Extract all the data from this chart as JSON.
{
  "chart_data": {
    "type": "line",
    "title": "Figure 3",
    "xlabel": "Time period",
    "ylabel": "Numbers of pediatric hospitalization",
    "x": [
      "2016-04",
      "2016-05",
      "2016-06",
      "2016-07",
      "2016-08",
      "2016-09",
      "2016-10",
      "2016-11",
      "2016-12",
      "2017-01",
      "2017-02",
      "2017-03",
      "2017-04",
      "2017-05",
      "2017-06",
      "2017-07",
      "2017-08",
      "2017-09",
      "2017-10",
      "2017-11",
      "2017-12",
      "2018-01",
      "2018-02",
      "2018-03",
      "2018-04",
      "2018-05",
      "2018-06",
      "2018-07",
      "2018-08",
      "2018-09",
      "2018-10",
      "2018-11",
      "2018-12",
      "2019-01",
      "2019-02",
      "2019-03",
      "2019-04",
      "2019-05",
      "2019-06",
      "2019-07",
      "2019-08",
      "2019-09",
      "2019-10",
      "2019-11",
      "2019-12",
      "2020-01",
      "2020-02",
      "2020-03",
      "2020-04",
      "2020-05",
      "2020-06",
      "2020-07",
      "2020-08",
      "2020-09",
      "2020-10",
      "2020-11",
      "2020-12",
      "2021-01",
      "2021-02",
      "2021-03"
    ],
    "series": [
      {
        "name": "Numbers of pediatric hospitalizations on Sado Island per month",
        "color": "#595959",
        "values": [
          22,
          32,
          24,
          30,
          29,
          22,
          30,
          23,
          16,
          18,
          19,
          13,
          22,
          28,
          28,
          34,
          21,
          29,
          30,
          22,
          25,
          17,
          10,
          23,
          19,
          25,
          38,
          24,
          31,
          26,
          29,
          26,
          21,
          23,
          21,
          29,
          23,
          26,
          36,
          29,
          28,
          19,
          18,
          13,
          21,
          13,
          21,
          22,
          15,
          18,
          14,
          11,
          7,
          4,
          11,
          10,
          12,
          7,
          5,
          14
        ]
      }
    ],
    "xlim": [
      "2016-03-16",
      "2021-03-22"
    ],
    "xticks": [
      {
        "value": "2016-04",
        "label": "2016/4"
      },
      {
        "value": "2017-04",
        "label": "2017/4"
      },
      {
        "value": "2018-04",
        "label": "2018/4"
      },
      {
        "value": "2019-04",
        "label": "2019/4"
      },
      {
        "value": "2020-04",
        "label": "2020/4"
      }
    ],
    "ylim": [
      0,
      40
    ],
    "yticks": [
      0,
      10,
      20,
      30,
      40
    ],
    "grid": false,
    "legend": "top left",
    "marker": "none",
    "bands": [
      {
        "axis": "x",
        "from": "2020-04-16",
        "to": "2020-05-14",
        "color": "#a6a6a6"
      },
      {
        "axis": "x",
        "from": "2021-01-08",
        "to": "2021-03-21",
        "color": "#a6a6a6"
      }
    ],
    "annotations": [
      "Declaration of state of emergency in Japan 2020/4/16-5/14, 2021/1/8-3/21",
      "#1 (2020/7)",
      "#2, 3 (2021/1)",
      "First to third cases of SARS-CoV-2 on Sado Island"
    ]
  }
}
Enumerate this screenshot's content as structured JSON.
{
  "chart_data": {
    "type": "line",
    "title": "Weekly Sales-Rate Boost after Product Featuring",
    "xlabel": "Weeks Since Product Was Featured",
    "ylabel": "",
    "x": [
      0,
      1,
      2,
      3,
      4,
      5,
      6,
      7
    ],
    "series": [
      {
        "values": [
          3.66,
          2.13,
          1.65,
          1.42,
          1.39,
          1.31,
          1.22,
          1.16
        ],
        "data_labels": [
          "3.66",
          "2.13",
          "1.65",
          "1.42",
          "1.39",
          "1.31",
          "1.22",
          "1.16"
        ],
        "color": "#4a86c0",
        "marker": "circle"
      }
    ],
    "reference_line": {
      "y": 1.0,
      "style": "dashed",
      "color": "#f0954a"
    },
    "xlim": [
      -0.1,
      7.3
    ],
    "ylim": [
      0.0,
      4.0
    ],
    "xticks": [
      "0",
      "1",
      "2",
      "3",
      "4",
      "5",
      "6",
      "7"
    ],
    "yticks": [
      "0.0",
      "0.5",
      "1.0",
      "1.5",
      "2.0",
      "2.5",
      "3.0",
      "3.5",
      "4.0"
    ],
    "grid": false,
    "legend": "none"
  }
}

######

Exercise aim | Count how many lines hold the string "xlabel" and give that number alone.

Expected answer | 2